=== The exercise ===
Images should be left out, and everything else in the listing reproduced exactly.

=== Data entries ===

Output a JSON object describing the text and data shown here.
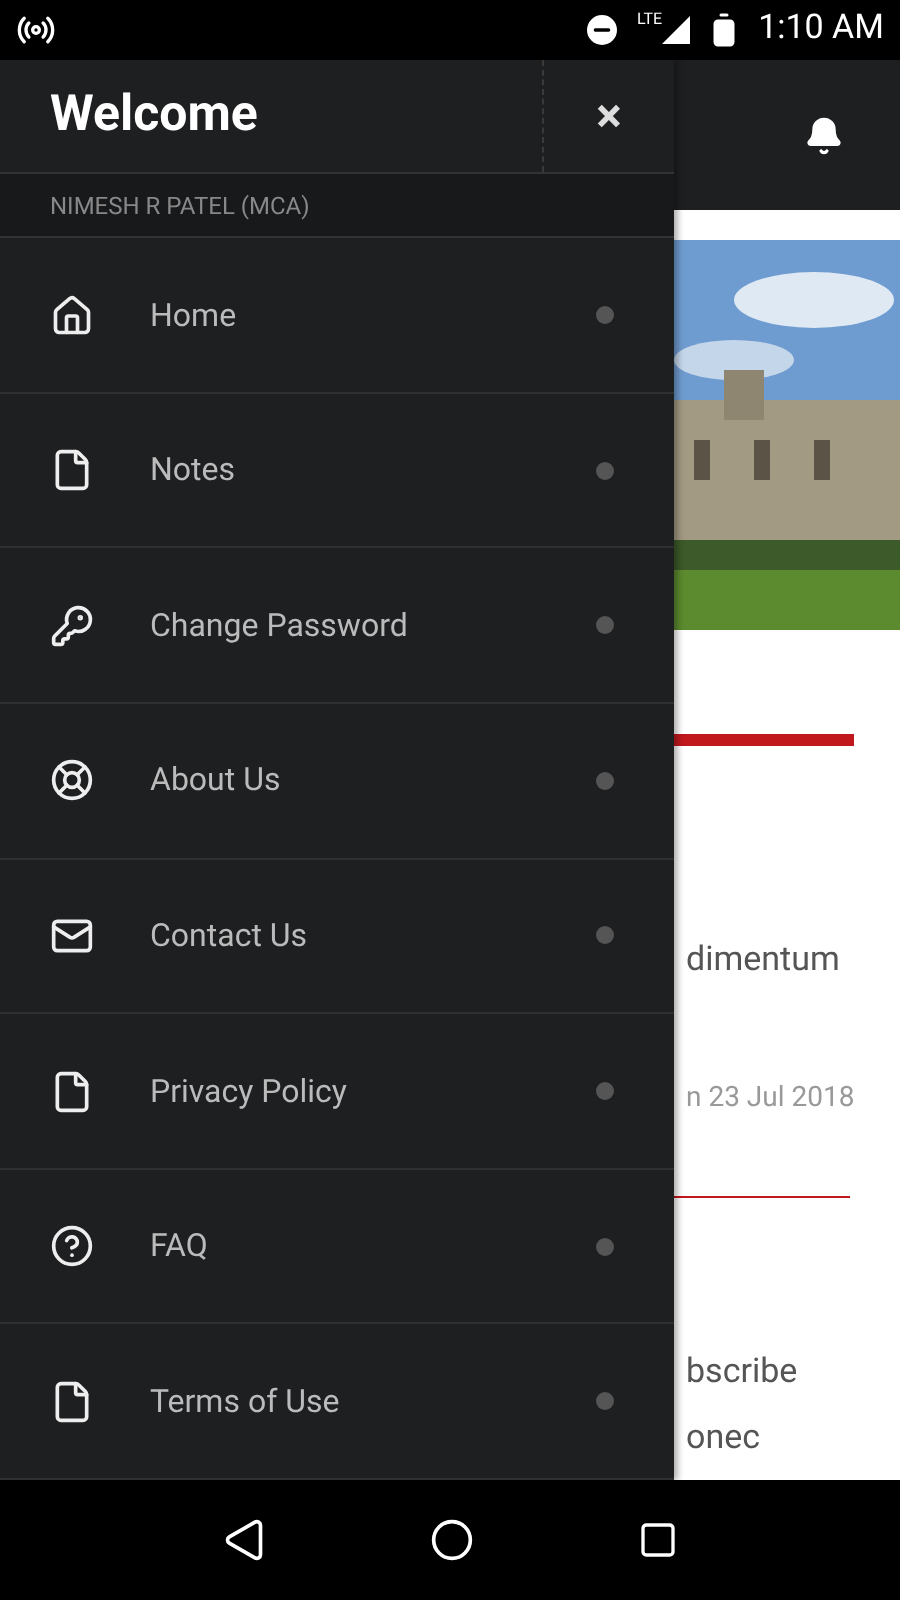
{
  "status_bar": {
    "time": "1:10 AM",
    "network": "LTE"
  },
  "drawer": {
    "title": "Welcome",
    "close": "×",
    "user": "NIMESH R PATEL (MCA)",
    "items": [
      {
        "label": "Home"
      },
      {
        "label": "Notes"
      },
      {
        "label": "Change Password"
      },
      {
        "label": "About Us"
      },
      {
        "label": "Contact Us"
      },
      {
        "label": "Privacy Policy"
      },
      {
        "label": "FAQ"
      },
      {
        "label": "Terms of Use"
      }
    ]
  },
  "content": {
    "text_1": "dimentum",
    "date": "n 23 Jul 2018",
    "text_2": "bscribe",
    "text_3": "onec"
  }
}
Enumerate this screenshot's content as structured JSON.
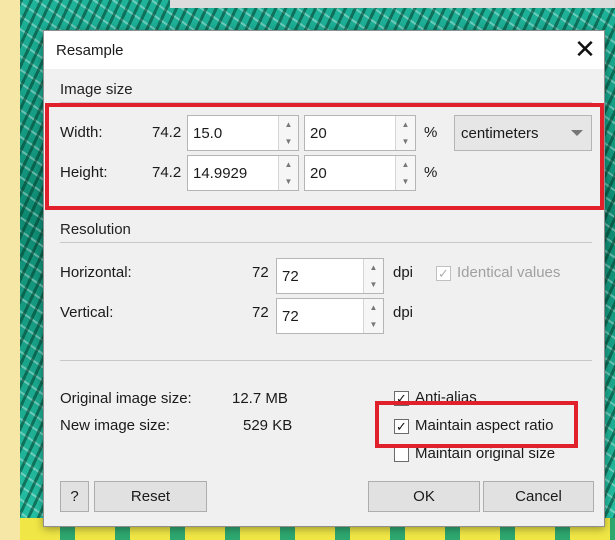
{
  "dialog": {
    "title": "Resample"
  },
  "image_size": {
    "section_title": "Image size",
    "width": {
      "label": "Width:",
      "original": "74.2",
      "value": "15.0",
      "percent": "20",
      "percent_symbol": "%"
    },
    "height": {
      "label": "Height:",
      "original": "74.2",
      "value": "14.9929",
      "percent": "20",
      "percent_symbol": "%"
    },
    "unit": "centimeters"
  },
  "resolution": {
    "section_title": "Resolution",
    "horizontal": {
      "label": "Horizontal:",
      "original": "72",
      "value": "72",
      "unit": "dpi"
    },
    "vertical": {
      "label": "Vertical:",
      "original": "72",
      "value": "72",
      "unit": "dpi"
    },
    "identical_values": {
      "label": "Identical values",
      "checked": true,
      "enabled": false
    }
  },
  "info": {
    "original_label": "Original image size:",
    "original_value": "12.7 MB",
    "new_label": "New image size:",
    "new_value": "529 KB"
  },
  "options": {
    "anti_alias": {
      "label": "Anti-alias",
      "checked": true
    },
    "maintain_aspect": {
      "label": "Maintain aspect ratio",
      "checked": true
    },
    "maintain_original": {
      "label": "Maintain original size",
      "checked": false
    }
  },
  "buttons": {
    "help": "?",
    "reset": "Reset",
    "ok": "OK",
    "cancel": "Cancel"
  },
  "highlight_color": "#e0212b"
}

=== Problem solution ===
Output a JSON object describing the text and data shown here.
{
  "status_bar": {
    "time": "1:10 AM",
    "network": "LTE"
  },
  "drawer": {
    "title": "Welcome",
    "close": "×",
    "user": "NIMESH R PATEL (MCA)",
    "items": [
      {
        "label": "Home"
      },
      {
        "label": "Notes"
      },
      {
        "label": "Change Password"
      },
      {
        "label": "About Us"
      },
      {
        "label": "Contact Us"
      },
      {
        "label": "Privacy Policy"
      },
      {
        "label": "FAQ"
      },
      {
        "label": "Terms of Use"
      }
    ]
  },
  "content": {
    "text_1": "dimentum",
    "date": "n 23 Jul 2018",
    "text_2": "bscribe",
    "text_3": "onec"
  }
}
Enumerate this screenshot's content as structured JSON.
{
  "dialog": {
    "title": "Resample"
  },
  "image_size": {
    "section_title": "Image size",
    "width": {
      "label": "Width:",
      "original": "74.2",
      "value": "15.0",
      "percent": "20",
      "percent_symbol": "%"
    },
    "height": {
      "label": "Height:",
      "original": "74.2",
      "value": "14.9929",
      "percent": "20",
      "percent_symbol": "%"
    },
    "unit": "centimeters"
  },
  "resolution": {
    "section_title": "Resolution",
    "horizontal": {
      "label": "Horizontal:",
      "original": "72",
      "value": "72",
      "unit": "dpi"
    },
    "vertical": {
      "label": "Vertical:",
      "original": "72",
      "value": "72",
      "unit": "dpi"
    },
    "identical_values": {
      "label": "Identical values",
      "checked": true,
      "enabled": false
    }
  },
  "info": {
    "original_label": "Original image size:",
    "original_value": "12.7 MB",
    "new_label": "New image size:",
    "new_value": "529 KB"
  },
  "options": {
    "anti_alias": {
      "label": "Anti-alias",
      "checked": true
    },
    "maintain_aspect": {
      "label": "Maintain aspect ratio",
      "checked": true
    },
    "maintain_original": {
      "label": "Maintain original size",
      "checked": false
    }
  },
  "buttons": {
    "help": "?",
    "reset": "Reset",
    "ok": "OK",
    "cancel": "Cancel"
  },
  "highlight_color": "#e0212b"
}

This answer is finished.